====== Material provided

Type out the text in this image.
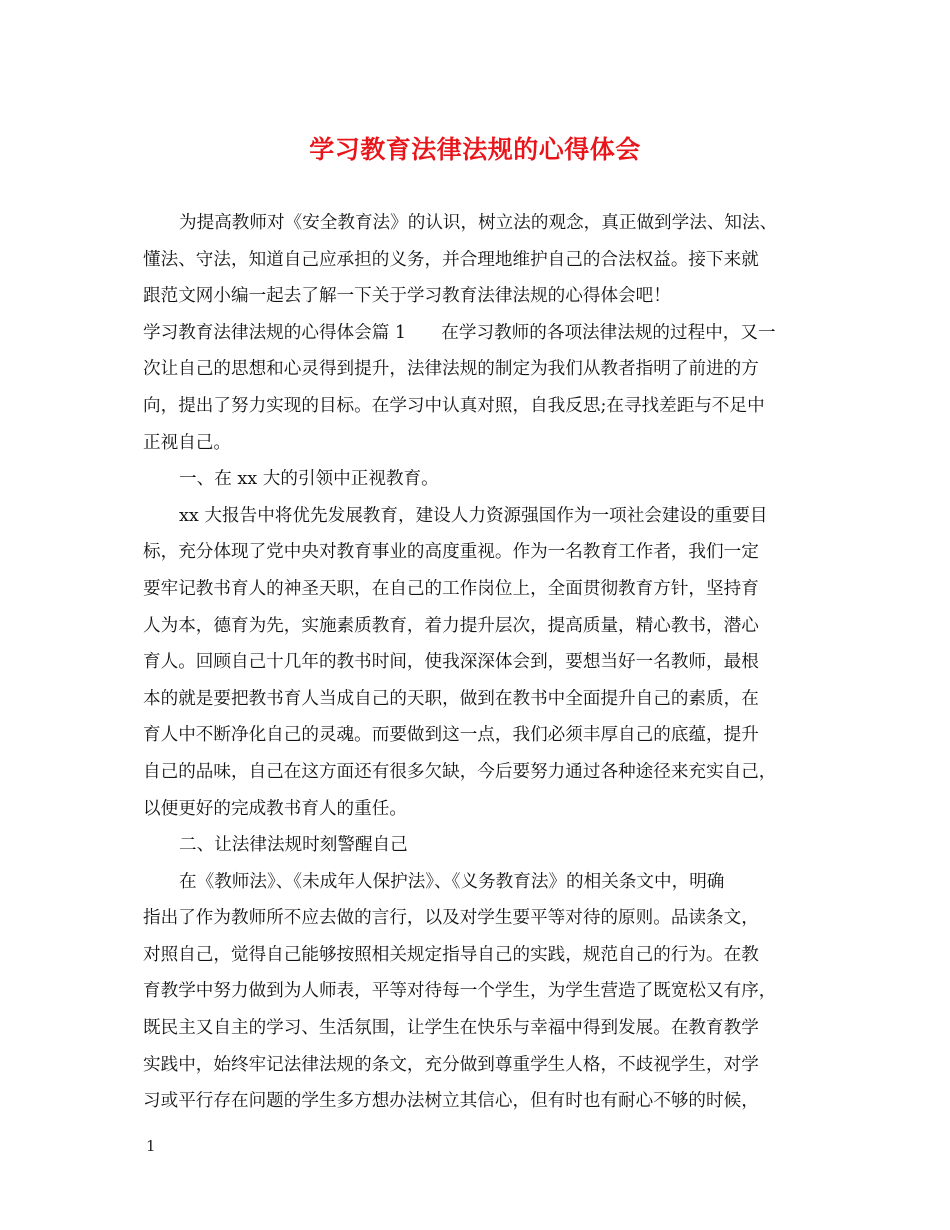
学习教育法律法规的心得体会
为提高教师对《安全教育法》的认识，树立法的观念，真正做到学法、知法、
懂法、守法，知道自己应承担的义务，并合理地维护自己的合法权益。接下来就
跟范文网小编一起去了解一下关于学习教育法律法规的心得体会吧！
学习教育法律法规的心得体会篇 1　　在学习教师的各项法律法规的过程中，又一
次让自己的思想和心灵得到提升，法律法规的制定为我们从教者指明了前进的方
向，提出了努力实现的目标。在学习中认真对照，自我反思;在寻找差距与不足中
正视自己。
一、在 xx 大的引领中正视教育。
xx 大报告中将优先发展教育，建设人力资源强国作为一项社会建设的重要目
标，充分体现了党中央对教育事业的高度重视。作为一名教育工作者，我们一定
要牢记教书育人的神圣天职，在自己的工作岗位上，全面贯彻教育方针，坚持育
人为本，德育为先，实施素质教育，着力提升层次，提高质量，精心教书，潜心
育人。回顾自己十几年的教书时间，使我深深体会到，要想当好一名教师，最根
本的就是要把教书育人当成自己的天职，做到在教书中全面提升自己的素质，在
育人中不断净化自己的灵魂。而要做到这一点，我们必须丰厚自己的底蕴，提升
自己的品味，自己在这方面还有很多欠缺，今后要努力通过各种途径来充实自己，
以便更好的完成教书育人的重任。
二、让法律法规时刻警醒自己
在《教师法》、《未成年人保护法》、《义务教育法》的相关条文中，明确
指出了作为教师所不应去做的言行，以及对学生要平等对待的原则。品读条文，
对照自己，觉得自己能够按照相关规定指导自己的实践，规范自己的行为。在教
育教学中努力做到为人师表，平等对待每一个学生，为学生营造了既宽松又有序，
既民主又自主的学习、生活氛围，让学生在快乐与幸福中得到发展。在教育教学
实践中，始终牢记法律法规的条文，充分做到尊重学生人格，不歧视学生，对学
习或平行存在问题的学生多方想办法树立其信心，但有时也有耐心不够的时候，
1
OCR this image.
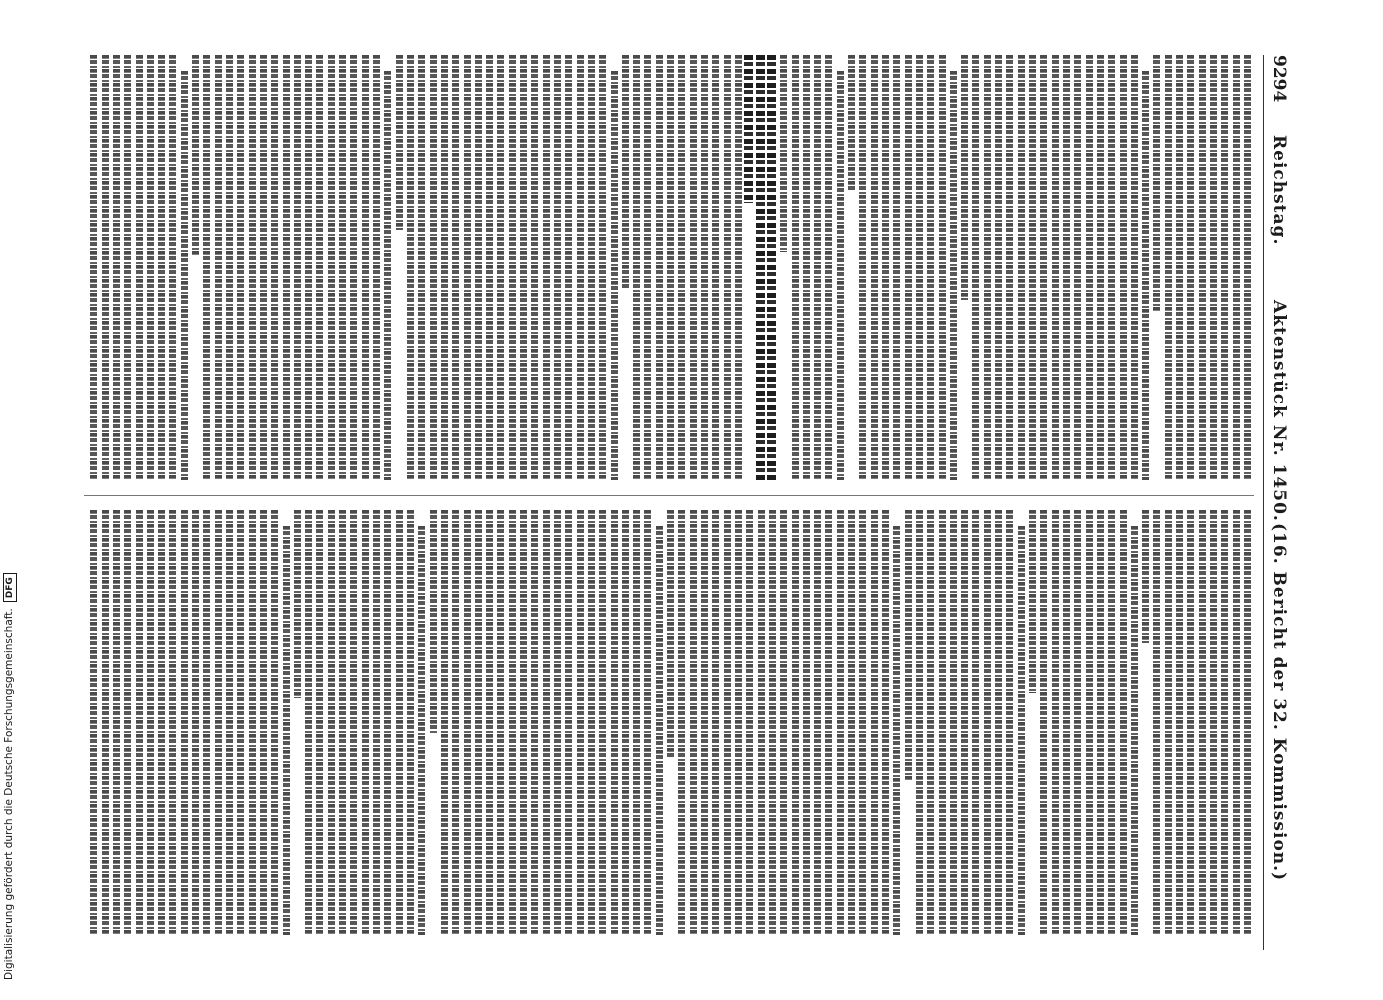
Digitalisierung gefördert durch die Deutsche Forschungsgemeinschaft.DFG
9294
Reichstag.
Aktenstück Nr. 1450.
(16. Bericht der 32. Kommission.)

============

§ Exercise aim: Images in the data above are to be skipped. Retype all other material exactly.

§ Response for this exercise:
Type out the text in this image.
学习教育法律法规的心得体会
为提高教师对《安全教育法》的认识，树立法的观念，真正做到学法、知法、
懂法、守法，知道自己应承担的义务，并合理地维护自己的合法权益。接下来就
跟范文网小编一起去了解一下关于学习教育法律法规的心得体会吧！
学习教育法律法规的心得体会篇 1　　在学习教师的各项法律法规的过程中，又一
次让自己的思想和心灵得到提升，法律法规的制定为我们从教者指明了前进的方
向，提出了努力实现的目标。在学习中认真对照，自我反思;在寻找差距与不足中
正视自己。
一、在 xx 大的引领中正视教育。
xx 大报告中将优先发展教育，建设人力资源强国作为一项社会建设的重要目
标，充分体现了党中央对教育事业的高度重视。作为一名教育工作者，我们一定
要牢记教书育人的神圣天职，在自己的工作岗位上，全面贯彻教育方针，坚持育
人为本，德育为先，实施素质教育，着力提升层次，提高质量，精心教书，潜心
育人。回顾自己十几年的教书时间，使我深深体会到，要想当好一名教师，最根
本的就是要把教书育人当成自己的天职，做到在教书中全面提升自己的素质，在
育人中不断净化自己的灵魂。而要做到这一点，我们必须丰厚自己的底蕴，提升
自己的品味，自己在这方面还有很多欠缺，今后要努力通过各种途径来充实自己，
以便更好的完成教书育人的重任。
二、让法律法规时刻警醒自己
在《教师法》、《未成年人保护法》、《义务教育法》的相关条文中，明确
指出了作为教师所不应去做的言行，以及对学生要平等对待的原则。品读条文，
对照自己，觉得自己能够按照相关规定指导自己的实践，规范自己的行为。在教
育教学中努力做到为人师表，平等对待每一个学生，为学生营造了既宽松又有序，
既民主又自主的学习、生活氛围，让学生在快乐与幸福中得到发展。在教育教学
实践中，始终牢记法律法规的条文，充分做到尊重学生人格，不歧视学生，对学
习或平行存在问题的学生多方想办法树立其信心，但有时也有耐心不够的时候，
1
OCR this image.
Digitalisierung gefördert durch die Deutsche Forschungsgemeinschaft.DFG
9294
Reichstag.
Aktenstück Nr. 1450.
(16. Bericht der 32. Kommission.)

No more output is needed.